>> BEGIN

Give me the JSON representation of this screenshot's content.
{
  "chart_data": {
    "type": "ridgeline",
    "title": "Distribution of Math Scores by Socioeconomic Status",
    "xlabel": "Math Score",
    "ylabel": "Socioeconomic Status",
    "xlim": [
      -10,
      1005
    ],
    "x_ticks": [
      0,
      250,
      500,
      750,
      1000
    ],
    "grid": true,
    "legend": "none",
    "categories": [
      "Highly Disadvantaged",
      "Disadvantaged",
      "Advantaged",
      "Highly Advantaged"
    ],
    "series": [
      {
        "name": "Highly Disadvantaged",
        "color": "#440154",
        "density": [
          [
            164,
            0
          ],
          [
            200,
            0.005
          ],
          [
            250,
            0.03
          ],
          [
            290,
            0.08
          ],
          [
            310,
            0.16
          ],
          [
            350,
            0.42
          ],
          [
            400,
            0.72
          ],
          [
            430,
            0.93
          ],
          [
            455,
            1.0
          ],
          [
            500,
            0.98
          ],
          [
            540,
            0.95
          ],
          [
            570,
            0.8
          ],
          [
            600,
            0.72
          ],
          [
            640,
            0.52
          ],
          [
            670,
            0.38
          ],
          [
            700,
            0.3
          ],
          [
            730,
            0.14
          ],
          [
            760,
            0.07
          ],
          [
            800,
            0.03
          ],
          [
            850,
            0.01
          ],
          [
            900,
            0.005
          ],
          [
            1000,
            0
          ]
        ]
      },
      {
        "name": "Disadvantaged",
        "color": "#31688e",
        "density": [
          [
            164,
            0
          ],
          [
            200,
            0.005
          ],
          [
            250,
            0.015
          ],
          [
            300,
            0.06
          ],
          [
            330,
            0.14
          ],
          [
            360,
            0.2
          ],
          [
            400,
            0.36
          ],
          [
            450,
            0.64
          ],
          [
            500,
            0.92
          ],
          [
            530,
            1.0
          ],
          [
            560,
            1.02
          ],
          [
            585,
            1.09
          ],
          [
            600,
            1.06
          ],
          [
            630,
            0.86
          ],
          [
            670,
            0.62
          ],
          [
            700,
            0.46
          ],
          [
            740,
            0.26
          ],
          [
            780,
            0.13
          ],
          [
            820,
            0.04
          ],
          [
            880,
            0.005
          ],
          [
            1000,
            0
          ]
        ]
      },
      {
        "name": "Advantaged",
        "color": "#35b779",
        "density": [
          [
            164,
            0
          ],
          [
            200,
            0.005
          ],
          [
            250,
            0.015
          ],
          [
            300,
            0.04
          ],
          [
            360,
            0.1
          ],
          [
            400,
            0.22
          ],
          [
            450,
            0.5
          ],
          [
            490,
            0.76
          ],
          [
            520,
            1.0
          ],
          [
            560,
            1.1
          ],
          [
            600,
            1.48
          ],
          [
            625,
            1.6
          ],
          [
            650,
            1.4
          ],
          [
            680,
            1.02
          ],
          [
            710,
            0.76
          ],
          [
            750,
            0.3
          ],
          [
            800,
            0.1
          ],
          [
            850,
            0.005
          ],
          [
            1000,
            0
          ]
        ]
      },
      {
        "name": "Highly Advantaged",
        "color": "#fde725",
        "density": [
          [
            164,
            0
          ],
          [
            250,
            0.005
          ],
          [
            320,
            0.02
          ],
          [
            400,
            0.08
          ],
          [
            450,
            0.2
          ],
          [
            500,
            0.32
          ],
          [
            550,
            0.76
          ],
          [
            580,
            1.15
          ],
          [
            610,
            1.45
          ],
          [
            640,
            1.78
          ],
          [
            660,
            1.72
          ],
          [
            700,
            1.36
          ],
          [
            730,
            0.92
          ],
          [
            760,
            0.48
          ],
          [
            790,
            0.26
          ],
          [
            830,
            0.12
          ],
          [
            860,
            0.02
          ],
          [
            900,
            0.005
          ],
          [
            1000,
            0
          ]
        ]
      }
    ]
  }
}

>> END

Write down only how many lines in the listing contain the word "Highly".

4